[Data shown]:
◇ ◇ ◇
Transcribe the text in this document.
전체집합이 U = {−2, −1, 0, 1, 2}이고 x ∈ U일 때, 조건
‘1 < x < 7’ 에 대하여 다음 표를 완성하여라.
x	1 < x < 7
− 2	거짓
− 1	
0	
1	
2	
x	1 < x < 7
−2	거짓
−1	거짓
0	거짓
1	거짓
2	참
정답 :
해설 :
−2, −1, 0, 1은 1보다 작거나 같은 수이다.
◇ ◇ ◇
[What you are asked to do]: Type out the material again exactly as presented.

[Solution for this exercise]:
Transcribe the text in this document.
전체집합이 U = {−2, −1, 0, 1, 2}이고 x ∈ U일 때, 조건
‘1 < x < 7’ 에 대하여 다음 표를 완성하여라.
x	1 < x < 7
− 2	거짓
− 1	
0	
1	
2	
x	1 < x < 7
−2	거짓
−1	거짓
0	거짓
1	거짓
2	참
정답 :
해설 :
−2, −1, 0, 1은 1보다 작거나 같은 수이다.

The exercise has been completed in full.